**WHAT THIS TASK INVOLVES:** Exactly as written, please set down all of the entries again, with no pictures.

+++ RECORDS TO PROCESS

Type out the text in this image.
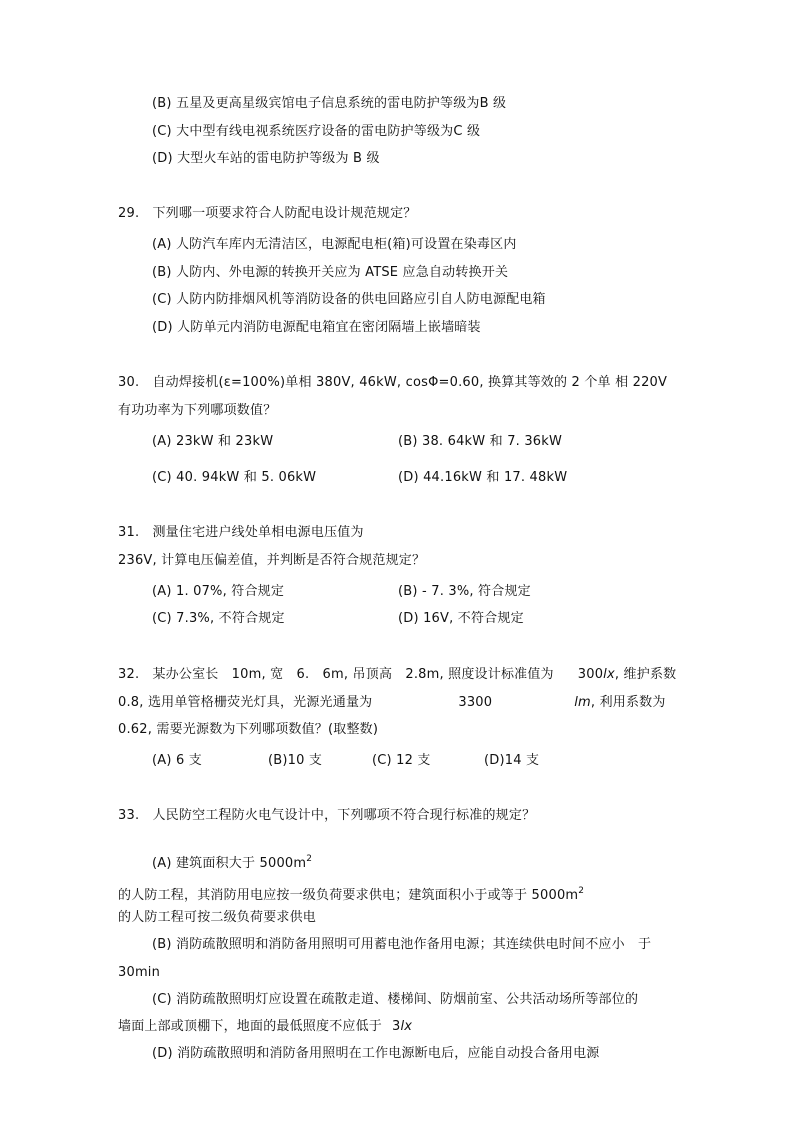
(B) 五星及更高星级宾馆电子信息系统的雷电防护等级为B 级
(C) 大中型有线电视系统医疗设备的雷电防护等级为C 级
(D) 大型火车站的雷电防护等级为 B 级
29.　下列哪一项要求符合人防配电设计规范规定？
(A) 人防汽车库内无清洁区，电源配电柜(箱)可设置在染毒区内
(B) 人防内、外电源的转换开关应为 ATSE 应急自动转换开关
(C) 人防内防排烟风机等消防设备的供电回路应引自人防电源配电箱
(D) 人防单元内消防电源配电箱宜在密闭隔墙上嵌墙暗装
30.　自动焊接机(ε=100%)单相 380V, 46kW, cosΦ=0.60, 换算其等效的 2 个单 相 220V
有功功率为下列哪项数值？
(A) 23kW 和 23kW	(B) 38. 64kW 和 7. 36kW
(C) 40. 94kW 和 5. 06kW	(D) 44.16kW 和 17. 48kW
31.　测量住宅进户线处单相电源电压值为
236V, 计算电压偏差值，并判断是否符合规范规定？
(A) 1. 07%, 符合规定	(B) - 7. 3%, 符合规定
(C) 7.3%, 不符合规定	(D) 16V, 不符合规定
32.　某办公室长　10m, 宽　6.　6m, 吊顶高　2.8m, 照度设计标准值为 300lx, 维护系数
0.8, 选用单管格栅荧光灯具，光源光通量为	3300	lm, 利用系数为
0.62, 需要光源数为下列哪项数值？(取整数)
(A) 6 支	(B)10 支	(C) 12 支	(D)14 支
33.　人民防空工程防火电气设计中，下列哪项不符合现行标准的规定？
(A) 建筑面积大于 $5000m^2$
的人防工程，其消防用电应按一级负荷要求供电；建筑面积小于或等于 $5000m^2$
的人防工程可按二级负荷要求供电
(B) 消防疏散照明和消防备用照明可用蓄电池作备用电源；其连续供电时间不应小　于
30min
(C) 消防疏散照明灯应设置在疏散走道、楼梯间、防烟前室、公共活动场所等部位的
墙面上部或顶棚下，地面的最低照度不应低于 3lx
(D) 消防疏散照明和消防备用照明在工作电源断电后，应能自动投合备用电源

++++++

**EXERCISE SOLUTION:**
Type out the text in this image.
(B) 五星及更高星级宾馆电子信息系统的雷电防护等级为B 级
(C) 大中型有线电视系统医疗设备的雷电防护等级为C 级
(D) 大型火车站的雷电防护等级为 B 级
29.　下列哪一项要求符合人防配电设计规范规定？
(A) 人防汽车库内无清洁区，电源配电柜(箱)可设置在染毒区内
(B) 人防内、外电源的转换开关应为 ATSE 应急自动转换开关
(C) 人防内防排烟风机等消防设备的供电回路应引自人防电源配电箱
(D) 人防单元内消防电源配电箱宜在密闭隔墙上嵌墙暗装
30.　自动焊接机(ε=100%)单相 380V, 46kW, cosΦ=0.60, 换算其等效的 2 个单 相 220V
有功功率为下列哪项数值？
(A) 23kW 和 23kW	(B) 38. 64kW 和 7. 36kW
(C) 40. 94kW 和 5. 06kW	(D) 44.16kW 和 17. 48kW
31.　测量住宅进户线处单相电源电压值为
236V, 计算电压偏差值，并判断是否符合规范规定？
(A) 1. 07%, 符合规定	(B) - 7. 3%, 符合规定
(C) 7.3%, 不符合规定	(D) 16V, 不符合规定
32.　某办公室长　10m, 宽　6.　6m, 吊顶高　2.8m, 照度设计标准值为 300lx, 维护系数
0.8, 选用单管格栅荧光灯具，光源光通量为	3300	lm, 利用系数为
0.62, 需要光源数为下列哪项数值？(取整数)
(A) 6 支	(B)10 支	(C) 12 支	(D)14 支
33.　人民防空工程防火电气设计中，下列哪项不符合现行标准的规定？
(A) 建筑面积大于 $5000m^2$
的人防工程，其消防用电应按一级负荷要求供电；建筑面积小于或等于 $5000m^2$
的人防工程可按二级负荷要求供电
(B) 消防疏散照明和消防备用照明可用蓄电池作备用电源；其连续供电时间不应小　于
30min
(C) 消防疏散照明灯应设置在疏散走道、楼梯间、防烟前室、公共活动场所等部位的
墙面上部或顶棚下，地面的最低照度不应低于 3lx
(D) 消防疏散照明和消防备用照明在工作电源断电后，应能自动投合备用电源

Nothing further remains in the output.